#### [Instruction]
Type the records out again in full, exactly.

#### [Input data]
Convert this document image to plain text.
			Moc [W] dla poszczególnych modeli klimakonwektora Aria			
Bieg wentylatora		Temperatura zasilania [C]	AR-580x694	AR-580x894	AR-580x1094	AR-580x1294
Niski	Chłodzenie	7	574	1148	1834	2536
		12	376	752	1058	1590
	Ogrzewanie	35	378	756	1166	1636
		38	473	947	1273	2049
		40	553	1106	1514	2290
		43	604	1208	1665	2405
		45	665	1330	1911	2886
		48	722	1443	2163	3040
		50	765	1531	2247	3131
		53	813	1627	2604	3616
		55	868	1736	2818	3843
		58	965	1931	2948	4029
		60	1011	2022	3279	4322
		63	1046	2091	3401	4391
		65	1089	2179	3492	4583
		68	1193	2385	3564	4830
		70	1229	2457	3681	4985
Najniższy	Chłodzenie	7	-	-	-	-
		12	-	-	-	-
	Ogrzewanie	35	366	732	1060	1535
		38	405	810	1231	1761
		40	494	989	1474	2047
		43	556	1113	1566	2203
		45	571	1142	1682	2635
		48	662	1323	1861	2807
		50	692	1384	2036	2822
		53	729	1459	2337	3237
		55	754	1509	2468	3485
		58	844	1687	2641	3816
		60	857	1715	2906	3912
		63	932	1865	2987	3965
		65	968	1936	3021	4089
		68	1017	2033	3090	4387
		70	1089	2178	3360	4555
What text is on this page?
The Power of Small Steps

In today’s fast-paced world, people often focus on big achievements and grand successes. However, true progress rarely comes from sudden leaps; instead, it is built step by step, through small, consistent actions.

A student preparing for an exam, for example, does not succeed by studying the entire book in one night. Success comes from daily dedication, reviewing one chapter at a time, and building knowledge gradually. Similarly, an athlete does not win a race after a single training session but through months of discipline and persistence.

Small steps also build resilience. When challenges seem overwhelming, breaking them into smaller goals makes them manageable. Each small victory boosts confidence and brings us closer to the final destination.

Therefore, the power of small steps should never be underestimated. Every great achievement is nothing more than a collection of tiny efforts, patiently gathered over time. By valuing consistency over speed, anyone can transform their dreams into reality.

#### [Task answer]
Convert this document image to plain text.
			Moc [W] dla poszczególnych modeli klimakonwektora Aria			
Bieg wentylatora		Temperatura zasilania [C]	AR-580x694	AR-580x894	AR-580x1094	AR-580x1294
Niski	Chłodzenie	7	574	1148	1834	2536
		12	376	752	1058	1590
	Ogrzewanie	35	378	756	1166	1636
		38	473	947	1273	2049
		40	553	1106	1514	2290
		43	604	1208	1665	2405
		45	665	1330	1911	2886
		48	722	1443	2163	3040
		50	765	1531	2247	3131
		53	813	1627	2604	3616
		55	868	1736	2818	3843
		58	965	1931	2948	4029
		60	1011	2022	3279	4322
		63	1046	2091	3401	4391
		65	1089	2179	3492	4583
		68	1193	2385	3564	4830
		70	1229	2457	3681	4985
Najniższy	Chłodzenie	7	-	-	-	-
		12	-	-	-	-
	Ogrzewanie	35	366	732	1060	1535
		38	405	810	1231	1761
		40	494	989	1474	2047
		43	556	1113	1566	2203
		45	571	1142	1682	2635
		48	662	1323	1861	2807
		50	692	1384	2036	2822
		53	729	1459	2337	3237
		55	754	1509	2468	3485
		58	844	1687	2641	3816
		60	857	1715	2906	3912
		63	932	1865	2987	3965
		65	968	1936	3021	4089
		68	1017	2033	3090	4387
		70	1089	2178	3360	4555
What text is on this page?
The Power of Small Steps

In today’s fast-paced world, people often focus on big achievements and grand successes. However, true progress rarely comes from sudden leaps; instead, it is built step by step, through small, consistent actions.

A student preparing for an exam, for example, does not succeed by studying the entire book in one night. Success comes from daily dedication, reviewing one chapter at a time, and building knowledge gradually. Similarly, an athlete does not win a race after a single training session but through months of discipline and persistence.

Small steps also build resilience. When challenges seem overwhelming, breaking them into smaller goals makes them manageable. Each small victory boosts confidence and brings us closer to the final destination.

Therefore, the power of small steps should never be underestimated. Every great achievement is nothing more than a collection of tiny efforts, patiently gathered over time. By valuing consistency over speed, anyone can transform their dreams into reality.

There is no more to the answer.